_Exercise_
Set down each line of the material that follows, exactly, with no pictures.
---*---
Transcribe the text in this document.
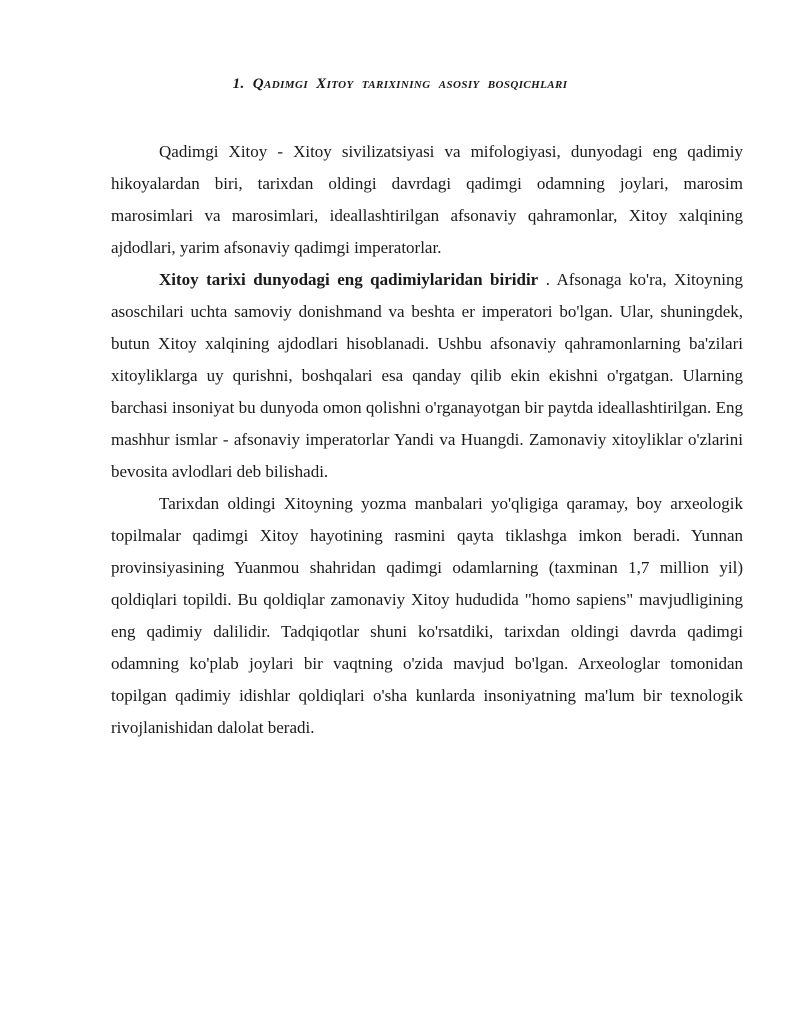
1. Qadimgi Xitoy tarixining asosiy bosqichlari

Qadimgi Xitoy - Xitoy sivilizatsiyasi va mifologiyasi, dunyodagi eng qadimiy hikoyalardan biri, tarixdan oldingi davrdagi qadimgi odamning joylari, marosim marosimlari va marosimlari, ideallashtirilgan afsonaviy qahramonlar, Xitoy xalqining ajdodlari, yarim afsonaviy qadimgi imperatorlar.

Xitoy tarixi dunyodagi eng qadimiylaridan biridir . Afsonaga ko'ra, Xitoyning asoschilari uchta samoviy donishmand va beshta er imperatori bo'lgan. Ular, shuningdek, butun Xitoy xalqining ajdodlari hisoblanadi. Ushbu afsonaviy qahramonlarning ba'zilari xitoyliklarga uy qurishni, boshqalari esa qanday qilib ekin ekishni o'rgatgan. Ularning barchasi insoniyat bu dunyoda omon qolishni o'rganayotgan bir paytda ideallashtirilgan. Eng mashhur ismlar - afsonaviy imperatorlar Yandi va Huangdi. Zamonaviy xitoyliklar o'zlarini bevosita avlodlari deb bilishadi.

Tarixdan oldingi Xitoyning yozma manbalari yo'qligiga qaramay, boy arxeologik topilmalar qadimgi Xitoy hayotining rasmini qayta tiklashga imkon beradi. Yunnan provinsiyasining Yuanmou shahridan qadimgi odamlarning (taxminan 1,7 million yil) qoldiqlari topildi. Bu qoldiqlar zamonaviy Xitoy hududida "homo sapiens" mavjudligining eng qadimiy dalilidir. Tadqiqotlar shuni ko'rsatdiki, tarixdan oldingi davrda qadimgi odamning ko'plab joylari bir vaqtning o'zida mavjud bo'lgan. Arxeologlar tomonidan topilgan qadimiy idishlar qoldiqlari o'sha kunlarda insoniyatning ma'lum bir texnologik rivojlanishidan dalolat beradi.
---*---
_Answer to this problem_
Transcribe the text in this document.
1. Qadimgi Xitoy tarixining asosiy bosqichlari

Qadimgi Xitoy - Xitoy sivilizatsiyasi va mifologiyasi, dunyodagi eng qadimiy hikoyalardan biri, tarixdan oldingi davrdagi qadimgi odamning joylari, marosim marosimlari va marosimlari, ideallashtirilgan afsonaviy qahramonlar, Xitoy xalqining ajdodlari, yarim afsonaviy qadimgi imperatorlar.

Xitoy tarixi dunyodagi eng qadimiylaridan biridir . Afsonaga ko'ra, Xitoyning asoschilari uchta samoviy donishmand va beshta er imperatori bo'lgan. Ular, shuningdek, butun Xitoy xalqining ajdodlari hisoblanadi. Ushbu afsonaviy qahramonlarning ba'zilari xitoyliklarga uy qurishni, boshqalari esa qanday qilib ekin ekishni o'rgatgan. Ularning barchasi insoniyat bu dunyoda omon qolishni o'rganayotgan bir paytda ideallashtirilgan. Eng mashhur ismlar - afsonaviy imperatorlar Yandi va Huangdi. Zamonaviy xitoyliklar o'zlarini bevosita avlodlari deb bilishadi.

Tarixdan oldingi Xitoyning yozma manbalari yo'qligiga qaramay, boy arxeologik topilmalar qadimgi Xitoy hayotining rasmini qayta tiklashga imkon beradi. Yunnan provinsiyasining Yuanmou shahridan qadimgi odamlarning (taxminan 1,7 million yil) qoldiqlari topildi. Bu qoldiqlar zamonaviy Xitoy hududida "homo sapiens" mavjudligining eng qadimiy dalilidir. Tadqiqotlar shuni ko'rsatdiki, tarixdan oldingi davrda qadimgi odamning ko'plab joylari bir vaqtning o'zida mavjud bo'lgan. Arxeologlar tomonidan topilgan qadimiy idishlar qoldiqlari o'sha kunlarda insoniyatning ma'lum bir texnologik rivojlanishidan dalolat beradi.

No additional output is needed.